*Given exercise*
Each entry below should be echoed exactly, with pictures omitted.

=-=-=

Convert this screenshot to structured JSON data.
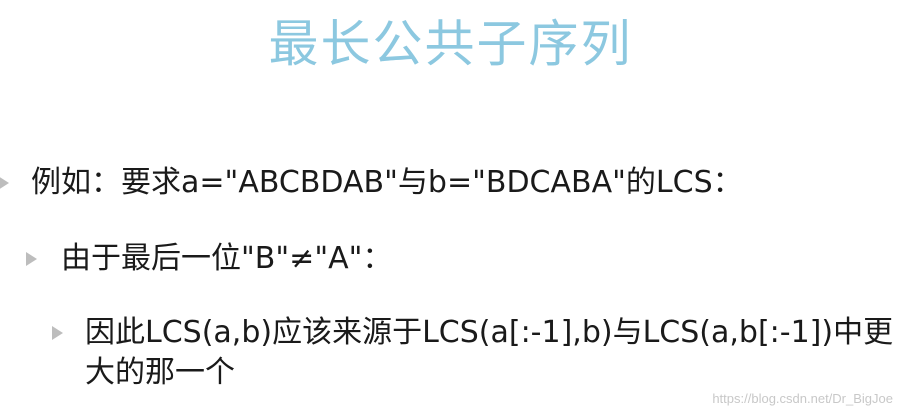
{
  "title": "最长公共子序列",
  "bullets": [
    {
      "text": "例如：要求a=\"ABCBDAB\"与b=\"BDCABA\"的LCS："
    },
    {
      "text": "由于最后一位\"B\"≠\"A\"："
    },
    {
      "text": "因此LCS(a,b)应该来源于LCS(a[:-1],b)与LCS(a,b[:-1])中更大的那一个"
    }
  ],
  "watermark": "https://blog.csdn.net/Dr_BigJoe",
  "colors": {
    "title": "#8cc8e0",
    "bullet_marker": "#bdbdbd",
    "text": "#1a1a1a"
  }
}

=-=-=

*Answer to this problem*
Convert this screenshot to structured JSON data.
{
  "title": "最长公共子序列",
  "bullets": [
    {
      "text": "例如：要求a=\"ABCBDAB\"与b=\"BDCABA\"的LCS："
    },
    {
      "text": "由于最后一位\"B\"≠\"A\"："
    },
    {
      "text": "因此LCS(a,b)应该来源于LCS(a[:-1],b)与LCS(a,b[:-1])中更大的那一个"
    }
  ],
  "watermark": "https://blog.csdn.net/Dr_BigJoe",
  "colors": {
    "title": "#8cc8e0",
    "bullet_marker": "#bdbdbd",
    "text": "#1a1a1a"
  }
}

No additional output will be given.